[WHAT THE TASK ASKS] The task calls for each record to be given again exactly.

[Dataset excerpts]
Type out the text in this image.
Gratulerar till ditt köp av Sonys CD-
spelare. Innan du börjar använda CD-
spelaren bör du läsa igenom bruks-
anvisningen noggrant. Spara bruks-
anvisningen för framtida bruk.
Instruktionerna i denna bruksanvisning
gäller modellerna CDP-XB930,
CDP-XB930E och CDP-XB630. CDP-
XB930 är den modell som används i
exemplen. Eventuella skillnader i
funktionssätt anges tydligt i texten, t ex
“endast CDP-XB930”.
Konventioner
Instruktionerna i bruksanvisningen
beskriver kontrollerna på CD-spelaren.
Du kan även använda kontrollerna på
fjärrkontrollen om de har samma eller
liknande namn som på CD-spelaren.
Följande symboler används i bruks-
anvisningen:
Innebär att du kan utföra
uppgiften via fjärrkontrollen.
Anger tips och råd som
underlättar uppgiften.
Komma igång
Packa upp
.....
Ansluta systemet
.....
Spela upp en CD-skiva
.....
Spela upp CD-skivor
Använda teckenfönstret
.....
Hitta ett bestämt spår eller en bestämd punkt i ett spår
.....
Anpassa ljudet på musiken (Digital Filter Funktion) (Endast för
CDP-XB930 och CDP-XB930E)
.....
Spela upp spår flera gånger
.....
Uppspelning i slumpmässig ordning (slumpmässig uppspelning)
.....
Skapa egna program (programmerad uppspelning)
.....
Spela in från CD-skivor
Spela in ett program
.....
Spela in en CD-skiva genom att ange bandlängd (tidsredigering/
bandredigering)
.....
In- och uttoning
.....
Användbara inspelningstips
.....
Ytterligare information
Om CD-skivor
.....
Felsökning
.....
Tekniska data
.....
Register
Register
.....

[ANSWER TO THIS EXERCISE]
Type out the text in this image.
Gratulerar till ditt köp av Sonys CD-
spelare. Innan du börjar använda CD-
spelaren bör du läsa igenom bruks-
anvisningen noggrant. Spara bruks-
anvisningen för framtida bruk.
Instruktionerna i denna bruksanvisning
gäller modellerna CDP-XB930,
CDP-XB930E och CDP-XB630. CDP-
XB930 är den modell som används i
exemplen. Eventuella skillnader i
funktionssätt anges tydligt i texten, t ex
“endast CDP-XB930”.
Konventioner
Instruktionerna i bruksanvisningen
beskriver kontrollerna på CD-spelaren.
Du kan även använda kontrollerna på
fjärrkontrollen om de har samma eller
liknande namn som på CD-spelaren.
Följande symboler används i bruks-
anvisningen:
Innebär att du kan utföra
uppgiften via fjärrkontrollen.
Anger tips och råd som
underlättar uppgiften.
Komma igång
Packa upp
.....
Ansluta systemet
.....
Spela upp en CD-skiva
.....
Spela upp CD-skivor
Använda teckenfönstret
.....
Hitta ett bestämt spår eller en bestämd punkt i ett spår
.....
Anpassa ljudet på musiken (Digital Filter Funktion) (Endast för
CDP-XB930 och CDP-XB930E)
.....
Spela upp spår flera gånger
.....
Uppspelning i slumpmässig ordning (slumpmässig uppspelning)
.....
Skapa egna program (programmerad uppspelning)
.....
Spela in från CD-skivor
Spela in ett program
.....
Spela in en CD-skiva genom att ange bandlängd (tidsredigering/
bandredigering)
.....
In- och uttoning
.....
Användbara inspelningstips
.....
Ytterligare information
Om CD-skivor
.....
Felsökning
.....
Tekniska data
.....
Register
Register
.....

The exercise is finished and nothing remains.